══ GIVEN INFORMATION

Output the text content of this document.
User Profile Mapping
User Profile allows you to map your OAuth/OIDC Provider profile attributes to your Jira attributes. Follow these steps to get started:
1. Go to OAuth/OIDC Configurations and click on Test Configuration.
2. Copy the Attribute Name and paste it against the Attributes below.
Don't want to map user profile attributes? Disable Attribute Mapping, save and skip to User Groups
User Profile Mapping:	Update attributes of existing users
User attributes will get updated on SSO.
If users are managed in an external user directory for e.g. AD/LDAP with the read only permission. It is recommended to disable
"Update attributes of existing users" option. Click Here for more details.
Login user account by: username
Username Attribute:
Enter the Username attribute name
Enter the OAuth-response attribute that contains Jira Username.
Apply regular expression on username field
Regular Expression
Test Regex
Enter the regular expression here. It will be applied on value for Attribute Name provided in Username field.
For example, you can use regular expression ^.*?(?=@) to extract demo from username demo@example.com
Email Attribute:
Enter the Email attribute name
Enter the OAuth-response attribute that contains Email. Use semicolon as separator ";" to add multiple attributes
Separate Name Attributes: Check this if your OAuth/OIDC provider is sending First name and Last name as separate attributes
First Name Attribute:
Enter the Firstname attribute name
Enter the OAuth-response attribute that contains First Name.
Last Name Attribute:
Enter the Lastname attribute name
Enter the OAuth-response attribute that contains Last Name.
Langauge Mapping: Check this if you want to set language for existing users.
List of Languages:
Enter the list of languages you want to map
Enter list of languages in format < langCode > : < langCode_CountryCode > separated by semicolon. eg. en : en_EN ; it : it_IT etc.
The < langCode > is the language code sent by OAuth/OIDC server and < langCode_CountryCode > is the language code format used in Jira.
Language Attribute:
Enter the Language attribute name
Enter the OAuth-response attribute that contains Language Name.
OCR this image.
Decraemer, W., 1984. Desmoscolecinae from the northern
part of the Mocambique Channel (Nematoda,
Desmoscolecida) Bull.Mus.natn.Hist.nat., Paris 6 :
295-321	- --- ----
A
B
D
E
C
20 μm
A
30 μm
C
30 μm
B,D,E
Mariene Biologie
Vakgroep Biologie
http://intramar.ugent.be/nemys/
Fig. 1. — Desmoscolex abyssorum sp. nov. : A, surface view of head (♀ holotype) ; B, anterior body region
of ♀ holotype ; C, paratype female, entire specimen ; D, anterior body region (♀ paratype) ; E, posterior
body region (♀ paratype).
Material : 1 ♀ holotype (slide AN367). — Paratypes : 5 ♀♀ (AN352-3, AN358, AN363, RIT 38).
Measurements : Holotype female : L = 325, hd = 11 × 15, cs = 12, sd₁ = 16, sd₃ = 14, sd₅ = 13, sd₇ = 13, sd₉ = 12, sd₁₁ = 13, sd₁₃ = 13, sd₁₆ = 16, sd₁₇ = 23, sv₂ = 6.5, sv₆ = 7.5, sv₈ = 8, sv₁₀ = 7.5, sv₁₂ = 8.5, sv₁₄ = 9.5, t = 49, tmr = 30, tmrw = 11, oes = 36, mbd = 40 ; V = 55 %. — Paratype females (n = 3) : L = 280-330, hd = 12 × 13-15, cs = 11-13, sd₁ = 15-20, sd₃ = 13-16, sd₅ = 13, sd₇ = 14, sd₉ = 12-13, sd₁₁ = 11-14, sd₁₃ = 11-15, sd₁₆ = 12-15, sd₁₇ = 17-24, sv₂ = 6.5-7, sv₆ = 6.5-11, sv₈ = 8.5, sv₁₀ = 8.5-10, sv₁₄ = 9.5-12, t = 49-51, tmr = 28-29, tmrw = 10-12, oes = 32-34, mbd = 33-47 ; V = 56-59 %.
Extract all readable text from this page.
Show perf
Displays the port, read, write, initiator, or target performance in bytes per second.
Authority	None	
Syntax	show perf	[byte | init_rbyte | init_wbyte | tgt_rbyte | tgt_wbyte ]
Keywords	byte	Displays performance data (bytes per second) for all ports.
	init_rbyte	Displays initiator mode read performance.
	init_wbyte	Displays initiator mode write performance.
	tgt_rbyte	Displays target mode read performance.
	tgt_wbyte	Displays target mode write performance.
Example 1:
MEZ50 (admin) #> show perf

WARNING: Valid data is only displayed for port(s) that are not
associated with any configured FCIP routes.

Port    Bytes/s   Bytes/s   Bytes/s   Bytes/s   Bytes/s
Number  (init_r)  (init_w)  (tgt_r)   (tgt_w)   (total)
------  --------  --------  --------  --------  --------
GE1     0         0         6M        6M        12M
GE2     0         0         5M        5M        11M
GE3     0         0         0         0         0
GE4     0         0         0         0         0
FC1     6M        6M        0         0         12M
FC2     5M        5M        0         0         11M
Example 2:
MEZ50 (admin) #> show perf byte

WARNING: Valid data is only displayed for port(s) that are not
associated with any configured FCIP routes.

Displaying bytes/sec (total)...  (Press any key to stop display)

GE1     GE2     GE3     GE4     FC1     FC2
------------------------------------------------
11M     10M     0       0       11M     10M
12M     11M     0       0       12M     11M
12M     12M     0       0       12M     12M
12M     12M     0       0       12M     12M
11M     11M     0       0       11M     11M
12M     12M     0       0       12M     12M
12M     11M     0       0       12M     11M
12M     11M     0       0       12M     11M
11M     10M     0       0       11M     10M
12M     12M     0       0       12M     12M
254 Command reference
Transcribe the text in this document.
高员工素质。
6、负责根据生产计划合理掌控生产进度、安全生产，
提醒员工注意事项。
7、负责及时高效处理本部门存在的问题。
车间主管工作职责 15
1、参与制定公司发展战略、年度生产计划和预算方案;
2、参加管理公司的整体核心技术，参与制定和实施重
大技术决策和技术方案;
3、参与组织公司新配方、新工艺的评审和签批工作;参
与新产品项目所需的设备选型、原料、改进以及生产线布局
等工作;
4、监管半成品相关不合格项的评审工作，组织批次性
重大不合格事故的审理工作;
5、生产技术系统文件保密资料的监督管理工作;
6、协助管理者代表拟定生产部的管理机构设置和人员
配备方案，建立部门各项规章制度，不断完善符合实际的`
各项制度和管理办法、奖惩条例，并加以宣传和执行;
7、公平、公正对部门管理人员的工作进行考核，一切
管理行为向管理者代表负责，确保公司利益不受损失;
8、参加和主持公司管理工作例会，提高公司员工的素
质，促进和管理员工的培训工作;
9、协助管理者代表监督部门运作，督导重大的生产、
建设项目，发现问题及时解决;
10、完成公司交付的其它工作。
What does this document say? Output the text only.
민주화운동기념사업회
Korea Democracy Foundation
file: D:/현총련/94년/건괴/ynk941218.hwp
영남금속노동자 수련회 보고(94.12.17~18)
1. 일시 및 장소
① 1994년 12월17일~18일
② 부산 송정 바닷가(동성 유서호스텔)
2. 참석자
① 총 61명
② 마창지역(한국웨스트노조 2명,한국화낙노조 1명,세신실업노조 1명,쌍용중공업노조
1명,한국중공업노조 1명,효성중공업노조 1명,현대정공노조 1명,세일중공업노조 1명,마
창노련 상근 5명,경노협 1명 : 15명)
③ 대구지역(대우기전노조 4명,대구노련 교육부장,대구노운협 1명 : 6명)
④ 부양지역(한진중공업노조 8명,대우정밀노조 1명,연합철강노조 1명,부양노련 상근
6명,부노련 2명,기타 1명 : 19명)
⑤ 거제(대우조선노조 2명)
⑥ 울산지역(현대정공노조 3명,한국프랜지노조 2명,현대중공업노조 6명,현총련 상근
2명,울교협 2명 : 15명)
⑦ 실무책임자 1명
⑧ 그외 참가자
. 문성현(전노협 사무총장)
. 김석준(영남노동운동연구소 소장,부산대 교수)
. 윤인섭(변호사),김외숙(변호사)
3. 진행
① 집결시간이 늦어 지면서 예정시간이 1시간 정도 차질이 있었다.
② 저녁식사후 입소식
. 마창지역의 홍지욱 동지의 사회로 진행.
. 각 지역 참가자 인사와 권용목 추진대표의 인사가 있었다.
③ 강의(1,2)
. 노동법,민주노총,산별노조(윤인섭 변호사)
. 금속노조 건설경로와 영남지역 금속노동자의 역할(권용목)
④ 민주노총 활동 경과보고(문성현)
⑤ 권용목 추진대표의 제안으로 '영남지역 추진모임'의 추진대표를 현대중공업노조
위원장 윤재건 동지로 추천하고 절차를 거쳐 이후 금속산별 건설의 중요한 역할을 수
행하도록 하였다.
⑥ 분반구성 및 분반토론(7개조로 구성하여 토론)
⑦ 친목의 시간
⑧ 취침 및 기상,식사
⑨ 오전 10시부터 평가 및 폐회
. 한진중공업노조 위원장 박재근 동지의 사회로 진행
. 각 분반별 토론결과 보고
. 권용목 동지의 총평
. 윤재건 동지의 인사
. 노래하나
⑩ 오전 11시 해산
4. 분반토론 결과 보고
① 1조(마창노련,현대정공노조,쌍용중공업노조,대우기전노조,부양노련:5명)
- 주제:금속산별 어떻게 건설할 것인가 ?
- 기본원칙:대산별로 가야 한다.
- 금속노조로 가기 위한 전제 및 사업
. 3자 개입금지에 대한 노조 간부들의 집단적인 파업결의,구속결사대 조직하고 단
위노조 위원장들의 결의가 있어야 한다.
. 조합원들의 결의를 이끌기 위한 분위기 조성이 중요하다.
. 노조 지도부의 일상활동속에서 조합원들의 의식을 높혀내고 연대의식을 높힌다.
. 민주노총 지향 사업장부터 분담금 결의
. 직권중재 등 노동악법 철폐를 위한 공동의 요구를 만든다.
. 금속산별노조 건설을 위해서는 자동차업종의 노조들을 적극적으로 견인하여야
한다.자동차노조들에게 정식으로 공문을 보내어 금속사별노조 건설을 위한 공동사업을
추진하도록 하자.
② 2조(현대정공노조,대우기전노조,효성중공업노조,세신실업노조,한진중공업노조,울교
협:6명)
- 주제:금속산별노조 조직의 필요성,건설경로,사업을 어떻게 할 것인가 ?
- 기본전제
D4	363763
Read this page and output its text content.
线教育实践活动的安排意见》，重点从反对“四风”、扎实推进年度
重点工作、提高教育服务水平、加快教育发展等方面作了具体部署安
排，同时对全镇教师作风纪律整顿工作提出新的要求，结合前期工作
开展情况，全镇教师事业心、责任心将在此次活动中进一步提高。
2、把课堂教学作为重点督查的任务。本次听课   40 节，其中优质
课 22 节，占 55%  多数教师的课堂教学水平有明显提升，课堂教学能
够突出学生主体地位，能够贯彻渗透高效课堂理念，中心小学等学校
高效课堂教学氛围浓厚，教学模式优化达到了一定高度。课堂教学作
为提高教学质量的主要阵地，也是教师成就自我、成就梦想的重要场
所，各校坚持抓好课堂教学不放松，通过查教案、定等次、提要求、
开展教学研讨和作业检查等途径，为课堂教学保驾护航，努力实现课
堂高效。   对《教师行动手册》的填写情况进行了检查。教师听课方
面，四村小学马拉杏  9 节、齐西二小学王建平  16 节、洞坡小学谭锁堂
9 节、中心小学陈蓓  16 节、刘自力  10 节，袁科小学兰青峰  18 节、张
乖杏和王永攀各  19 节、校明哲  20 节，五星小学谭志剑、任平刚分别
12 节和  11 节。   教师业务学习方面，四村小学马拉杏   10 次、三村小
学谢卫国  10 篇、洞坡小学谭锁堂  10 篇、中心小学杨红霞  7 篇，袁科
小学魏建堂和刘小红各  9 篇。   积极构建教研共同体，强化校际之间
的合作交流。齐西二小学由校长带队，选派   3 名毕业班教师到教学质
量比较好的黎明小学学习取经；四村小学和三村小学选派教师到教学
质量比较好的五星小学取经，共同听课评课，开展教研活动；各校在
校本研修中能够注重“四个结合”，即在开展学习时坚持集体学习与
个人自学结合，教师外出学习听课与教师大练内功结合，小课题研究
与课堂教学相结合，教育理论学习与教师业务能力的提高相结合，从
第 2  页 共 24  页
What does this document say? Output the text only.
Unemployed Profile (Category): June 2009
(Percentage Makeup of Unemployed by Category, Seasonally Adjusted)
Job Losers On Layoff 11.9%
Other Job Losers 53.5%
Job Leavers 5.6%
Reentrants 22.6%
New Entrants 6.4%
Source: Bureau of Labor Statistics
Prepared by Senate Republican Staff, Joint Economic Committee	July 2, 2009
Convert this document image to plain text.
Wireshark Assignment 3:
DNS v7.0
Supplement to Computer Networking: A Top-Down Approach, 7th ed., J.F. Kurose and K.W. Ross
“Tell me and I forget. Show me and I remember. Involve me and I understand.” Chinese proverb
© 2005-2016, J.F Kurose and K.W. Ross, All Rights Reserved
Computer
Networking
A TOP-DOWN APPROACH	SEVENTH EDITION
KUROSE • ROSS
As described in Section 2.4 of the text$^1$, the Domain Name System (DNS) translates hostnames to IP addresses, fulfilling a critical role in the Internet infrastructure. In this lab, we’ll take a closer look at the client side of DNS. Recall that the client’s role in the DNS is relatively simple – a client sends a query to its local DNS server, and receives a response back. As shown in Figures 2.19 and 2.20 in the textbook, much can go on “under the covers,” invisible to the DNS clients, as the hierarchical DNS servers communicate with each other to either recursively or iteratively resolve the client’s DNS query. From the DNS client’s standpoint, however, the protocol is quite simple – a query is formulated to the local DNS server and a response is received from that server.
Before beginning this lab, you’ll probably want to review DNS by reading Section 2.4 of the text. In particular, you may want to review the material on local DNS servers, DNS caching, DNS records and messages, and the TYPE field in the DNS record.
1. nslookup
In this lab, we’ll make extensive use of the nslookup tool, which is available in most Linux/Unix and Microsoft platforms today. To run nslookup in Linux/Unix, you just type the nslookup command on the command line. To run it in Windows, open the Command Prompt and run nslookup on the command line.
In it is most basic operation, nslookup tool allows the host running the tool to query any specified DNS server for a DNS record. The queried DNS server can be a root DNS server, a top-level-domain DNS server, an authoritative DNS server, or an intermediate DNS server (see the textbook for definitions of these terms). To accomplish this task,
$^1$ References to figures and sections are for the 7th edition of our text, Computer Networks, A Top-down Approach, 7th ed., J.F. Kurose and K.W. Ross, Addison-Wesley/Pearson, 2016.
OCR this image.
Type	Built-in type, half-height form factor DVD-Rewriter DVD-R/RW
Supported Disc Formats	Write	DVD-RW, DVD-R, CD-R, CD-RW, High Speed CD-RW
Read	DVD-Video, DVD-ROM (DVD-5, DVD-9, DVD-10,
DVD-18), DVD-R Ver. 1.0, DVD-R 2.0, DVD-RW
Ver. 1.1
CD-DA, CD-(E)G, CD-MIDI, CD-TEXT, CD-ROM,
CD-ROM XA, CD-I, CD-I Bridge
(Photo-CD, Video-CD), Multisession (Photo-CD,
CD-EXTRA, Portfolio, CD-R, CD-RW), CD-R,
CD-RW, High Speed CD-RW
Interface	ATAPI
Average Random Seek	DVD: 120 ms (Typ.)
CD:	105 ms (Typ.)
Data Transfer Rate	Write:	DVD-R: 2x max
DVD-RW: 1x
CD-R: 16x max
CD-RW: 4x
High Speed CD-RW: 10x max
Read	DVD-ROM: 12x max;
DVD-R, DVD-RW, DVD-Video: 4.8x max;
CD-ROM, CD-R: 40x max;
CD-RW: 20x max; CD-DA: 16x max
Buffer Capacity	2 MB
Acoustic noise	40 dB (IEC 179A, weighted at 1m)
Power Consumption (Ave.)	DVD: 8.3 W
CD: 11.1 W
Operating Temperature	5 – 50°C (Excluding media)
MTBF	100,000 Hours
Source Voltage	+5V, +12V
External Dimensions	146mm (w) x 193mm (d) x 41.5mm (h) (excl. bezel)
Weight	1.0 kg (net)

════

--- EXERCISE AIM ---
In the records above, find each line that holds the word "Category"; copy all such lines.

--- OUTPUT OF THE EXERCISE ---
Unemployed Profile (Category): June 2009
(Percentage Makeup of Unemployed by Category, Seasonally Adjusted)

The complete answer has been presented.